Rows from a dataset

──────────

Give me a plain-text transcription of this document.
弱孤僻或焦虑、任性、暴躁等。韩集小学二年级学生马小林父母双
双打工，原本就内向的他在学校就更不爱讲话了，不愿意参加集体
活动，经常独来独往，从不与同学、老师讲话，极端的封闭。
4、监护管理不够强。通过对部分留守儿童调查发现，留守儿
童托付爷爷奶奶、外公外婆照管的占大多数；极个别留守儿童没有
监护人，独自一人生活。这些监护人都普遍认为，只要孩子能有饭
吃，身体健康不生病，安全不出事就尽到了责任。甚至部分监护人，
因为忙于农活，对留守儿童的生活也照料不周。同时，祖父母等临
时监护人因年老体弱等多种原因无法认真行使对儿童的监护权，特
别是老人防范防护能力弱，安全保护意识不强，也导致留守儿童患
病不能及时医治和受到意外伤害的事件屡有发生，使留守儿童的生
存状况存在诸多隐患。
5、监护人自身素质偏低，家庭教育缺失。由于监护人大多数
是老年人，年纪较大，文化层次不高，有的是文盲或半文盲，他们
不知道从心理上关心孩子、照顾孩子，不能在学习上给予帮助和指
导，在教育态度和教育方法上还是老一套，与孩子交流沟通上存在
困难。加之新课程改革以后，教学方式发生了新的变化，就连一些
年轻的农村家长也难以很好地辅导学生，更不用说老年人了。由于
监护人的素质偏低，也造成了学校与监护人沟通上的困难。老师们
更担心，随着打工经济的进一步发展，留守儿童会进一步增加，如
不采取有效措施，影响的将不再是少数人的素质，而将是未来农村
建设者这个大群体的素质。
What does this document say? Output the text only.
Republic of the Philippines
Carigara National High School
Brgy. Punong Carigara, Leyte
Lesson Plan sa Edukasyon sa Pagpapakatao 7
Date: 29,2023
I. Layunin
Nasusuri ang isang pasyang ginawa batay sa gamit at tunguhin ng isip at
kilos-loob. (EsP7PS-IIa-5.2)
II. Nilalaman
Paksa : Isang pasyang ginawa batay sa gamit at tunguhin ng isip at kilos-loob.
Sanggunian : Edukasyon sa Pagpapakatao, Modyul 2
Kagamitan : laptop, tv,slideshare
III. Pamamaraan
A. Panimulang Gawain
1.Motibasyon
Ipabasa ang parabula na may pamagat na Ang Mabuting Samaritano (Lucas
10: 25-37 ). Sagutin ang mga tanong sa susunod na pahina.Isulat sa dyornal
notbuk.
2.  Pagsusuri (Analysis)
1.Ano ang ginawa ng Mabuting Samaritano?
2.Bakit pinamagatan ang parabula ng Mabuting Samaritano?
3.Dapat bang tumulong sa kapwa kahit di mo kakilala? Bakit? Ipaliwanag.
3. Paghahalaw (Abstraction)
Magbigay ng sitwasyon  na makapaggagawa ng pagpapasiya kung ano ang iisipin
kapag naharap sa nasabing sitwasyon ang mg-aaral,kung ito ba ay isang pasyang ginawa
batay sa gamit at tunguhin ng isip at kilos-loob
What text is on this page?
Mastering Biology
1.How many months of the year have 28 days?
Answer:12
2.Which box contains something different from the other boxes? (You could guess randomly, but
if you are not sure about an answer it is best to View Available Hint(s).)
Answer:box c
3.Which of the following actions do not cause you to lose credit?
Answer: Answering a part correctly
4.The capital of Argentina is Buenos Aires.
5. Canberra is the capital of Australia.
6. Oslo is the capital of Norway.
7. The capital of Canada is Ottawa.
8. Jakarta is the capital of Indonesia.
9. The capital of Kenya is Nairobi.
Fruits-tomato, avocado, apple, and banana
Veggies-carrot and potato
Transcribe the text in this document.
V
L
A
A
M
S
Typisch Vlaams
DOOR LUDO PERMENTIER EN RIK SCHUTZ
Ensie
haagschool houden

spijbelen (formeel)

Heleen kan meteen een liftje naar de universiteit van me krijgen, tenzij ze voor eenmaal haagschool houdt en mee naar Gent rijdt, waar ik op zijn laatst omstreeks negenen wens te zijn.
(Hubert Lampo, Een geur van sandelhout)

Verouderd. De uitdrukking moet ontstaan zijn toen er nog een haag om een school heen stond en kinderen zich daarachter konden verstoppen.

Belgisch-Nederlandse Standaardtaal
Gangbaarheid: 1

──────────

→ Set task
Work out how many lines in the entries hold the string "parabula". Your answer should consist solely of that number.

→ Task solution
2